## Task brief
Print the entries that appear below, exactly as written and without their pictures.

## Dataset extract
>>>
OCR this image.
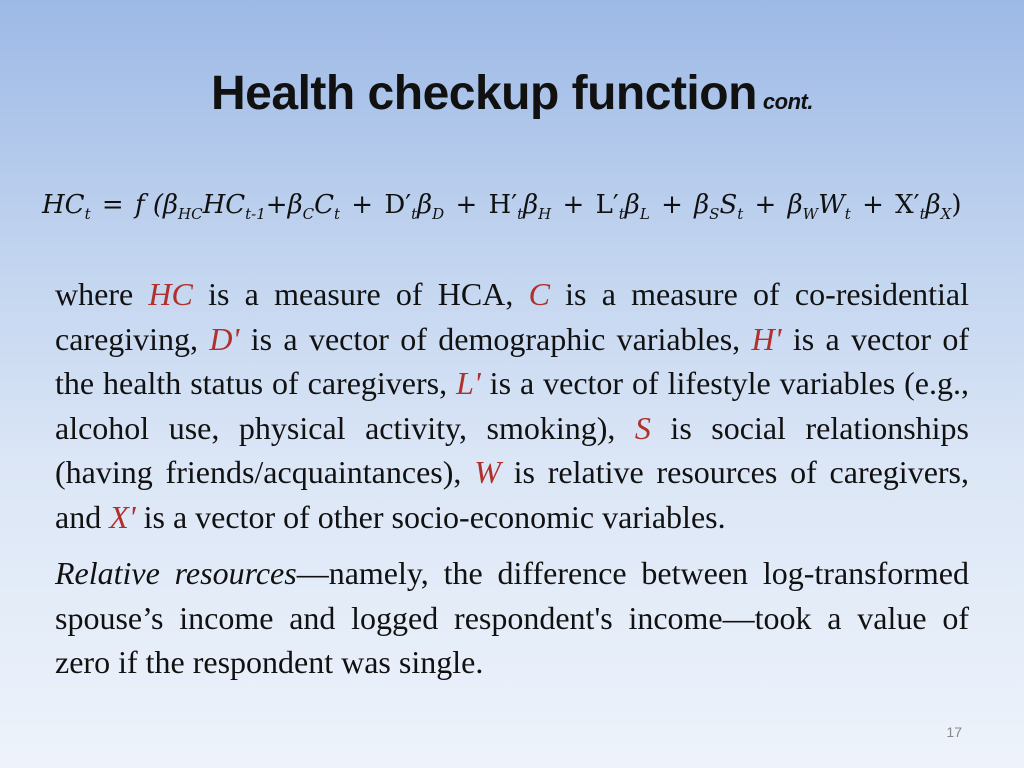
Health checkup function cont.
$HC_t = f$ $(\beta_{HC}HC_{t-1}+\beta_CC_t + D'_t\beta_D + H'_t\beta_H + L'_t\beta_L + \beta_SS_t + \beta_WW_t + X'_t\beta_X)$

where HC is a measure of HCA, C is a measure of co-residential caregiving, D' is a vector of demographic variables, H' is a vector of the health status of caregivers, L' is a vector of lifestyle variables (e.g., alcohol use, physical activity, smoking), S is social relationships (having friends/acquaintances), W is relative resources of caregivers, and X' is a vector of other socio-economic variables.

Relative resources—namely, the difference between log-transformed spouse’s income and logged respondent's income—took a value of zero if the respondent was single.

17
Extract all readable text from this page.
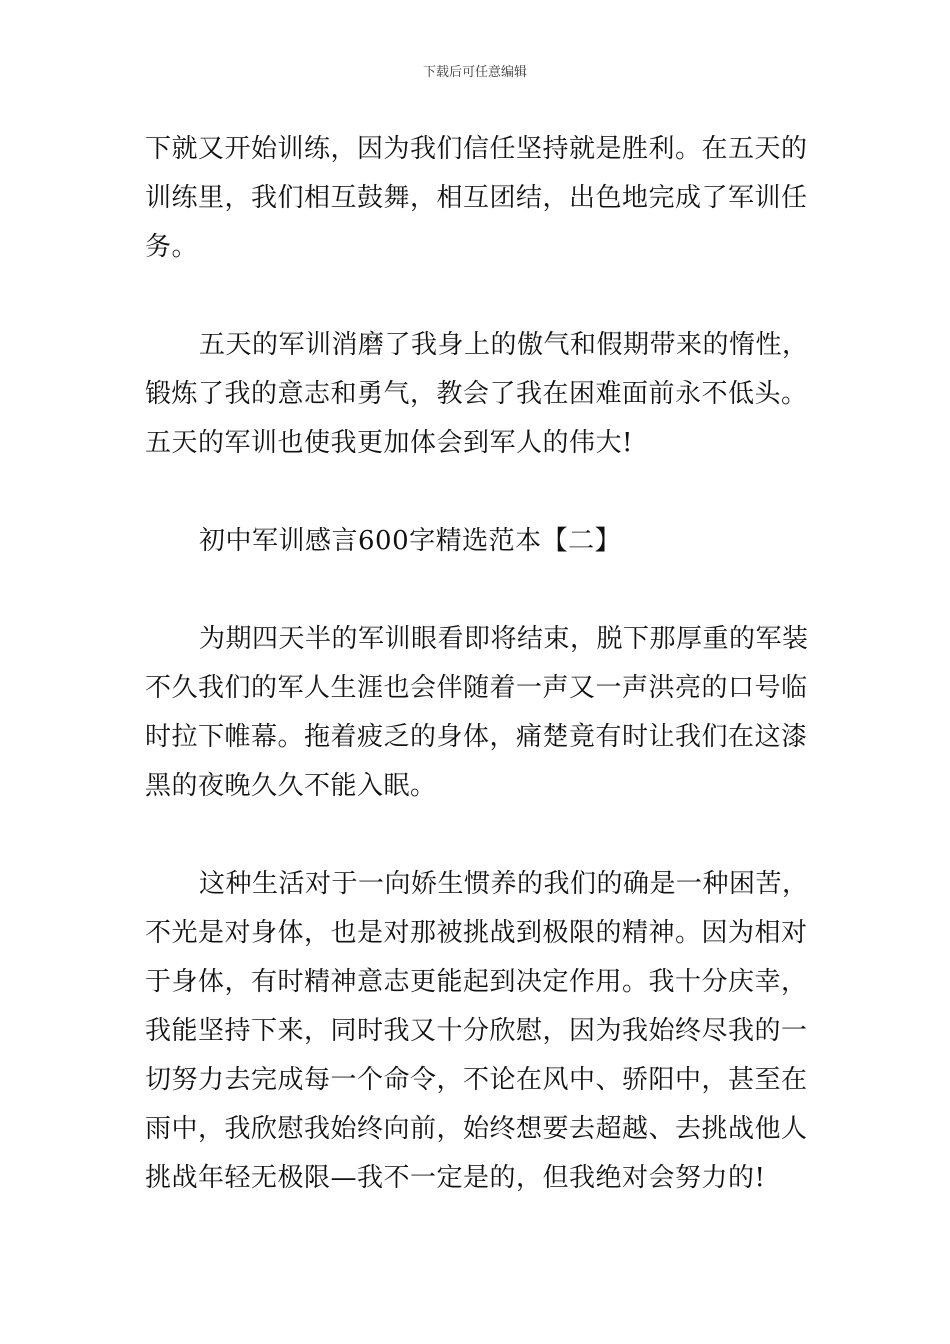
下载后可任意编辑

下就又开始训练，因为我们信任坚持就是胜利。在五天的训练里，我们相互鼓舞，相互团结，出色地完成了军训任务。

五天的军训消磨了我身上的傲气和假期带来的惰性，锻炼了我的意志和勇气，教会了我在困难面前永不低头。五天的军训也使我更加体会到军人的伟大!

初中军训感言600字精选范本【二】

为期四天半的军训眼看即将结束，脱下那厚重的军装不久我们的军人生涯也会伴随着一声又一声洪亮的口号临时拉下帷幕。拖着疲乏的身体，痛楚竟有时让我们在这漆黑的夜晚久久不能入眠。

这种生活对于一向娇生惯养的我们的确是一种困苦，不光是对身体，也是对那被挑战到极限的精神。因为相对于身体，有时精神意志更能起到决定作用。我十分庆幸，我能坚持下来，同时我又十分欣慰，因为我始终尽我的一切努力去完成每一个命令，不论在风中、骄阳中，甚至在雨中，我欣慰我始终向前，始终想要去超越、去挑战他人挑战年轻无极限—我不一定是的，但我绝对会努力的!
<<<
## Completed exercise
OCR this image.
Health checkup function cont.
$HC_t = f$ $(\beta_{HC}HC_{t-1}+\beta_CC_t + D'_t\beta_D + H'_t\beta_H + L'_t\beta_L + \beta_SS_t + \beta_WW_t + X'_t\beta_X)$

where HC is a measure of HCA, C is a measure of co-residential caregiving, D' is a vector of demographic variables, H' is a vector of the health status of caregivers, L' is a vector of lifestyle variables (e.g., alcohol use, physical activity, smoking), S is social relationships (having friends/acquaintances), W is relative resources of caregivers, and X' is a vector of other socio-economic variables.

Relative resources—namely, the difference between log-transformed spouse’s income and logged respondent's income—took a value of zero if the respondent was single.

17
Extract all readable text from this page.
下载后可任意编辑

下就又开始训练，因为我们信任坚持就是胜利。在五天的训练里，我们相互鼓舞，相互团结，出色地完成了军训任务。

五天的军训消磨了我身上的傲气和假期带来的惰性，锻炼了我的意志和勇气，教会了我在困难面前永不低头。五天的军训也使我更加体会到军人的伟大!

初中军训感言600字精选范本【二】

为期四天半的军训眼看即将结束，脱下那厚重的军装不久我们的军人生涯也会伴随着一声又一声洪亮的口号临时拉下帷幕。拖着疲乏的身体，痛楚竟有时让我们在这漆黑的夜晚久久不能入眠。

这种生活对于一向娇生惯养的我们的确是一种困苦，不光是对身体，也是对那被挑战到极限的精神。因为相对于身体，有时精神意志更能起到决定作用。我十分庆幸，我能坚持下来，同时我又十分欣慰，因为我始终尽我的一切努力去完成每一个命令，不论在风中、骄阳中，甚至在雨中，我欣慰我始终向前，始终想要去超越、去挑战他人挑战年轻无极限—我不一定是的，但我绝对会努力的!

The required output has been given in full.